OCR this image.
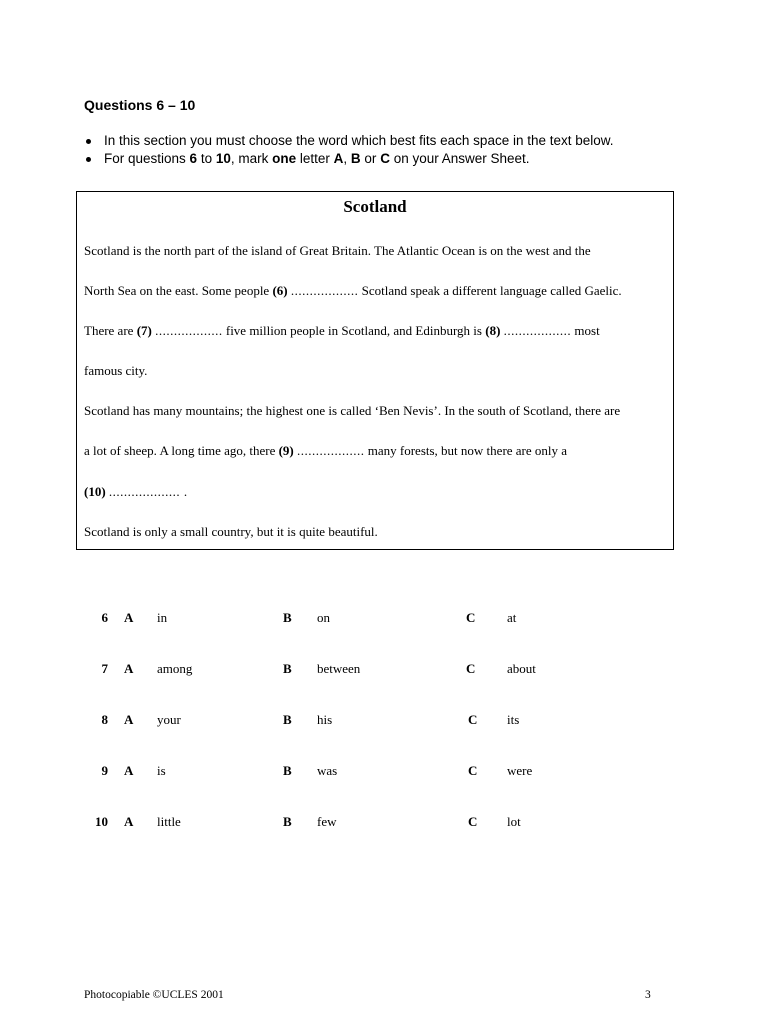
Questions 6 – 10
In this section you must choose the word which best fits each space in the text below.
For questions 6 to 10, mark one letter A, B or C on your Answer Sheet.
Scotland

Scotland is the north part of the island of Great Britain. The Atlantic Ocean is on the west and the

North Sea on the east. Some people (6) .................. Scotland speak a different language called Gaelic.

There are (7) .................. five million people in Scotland, and Edinburgh is (8) .................. most

famous city.

Scotland has many mountains; the highest one is called ‘Ben Nevis’. In the south of Scotland, there are

a lot of sheep. A long time ago, there (9) .................. many forests, but now there are only a

(10) ................... .

Scotland is only a small country, but it is quite beautiful.

6 A in	B on	C at
7 A among	B between	C about
8 A your	B his	C its
9 A is	B was	C were
10 A little	B few	C lot

Photocopiable ©UCLES 2001	3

* WHAT IS ASKED: Output the data exactly. Pictures don't belong in the result.

* TASK ANSWER:
OCR this image.
Questions 6 – 10
In this section you must choose the word which best fits each space in the text below.
For questions 6 to 10, mark one letter A, B or C on your Answer Sheet.
Scotland

Scotland is the north part of the island of Great Britain. The Atlantic Ocean is on the west and the

North Sea on the east. Some people (6) .................. Scotland speak a different language called Gaelic.

There are (7) .................. five million people in Scotland, and Edinburgh is (8) .................. most

famous city.

Scotland has many mountains; the highest one is called ‘Ben Nevis’. In the south of Scotland, there are

a lot of sheep. A long time ago, there (9) .................. many forests, but now there are only a

(10) ................... .

Scotland is only a small country, but it is quite beautiful.

6 A in	B on	C at
7 A among	B between	C about
8 A your	B his	C its
9 A is	B was	C were
10 A little	B few	C lot

Photocopiable ©UCLES 2001	3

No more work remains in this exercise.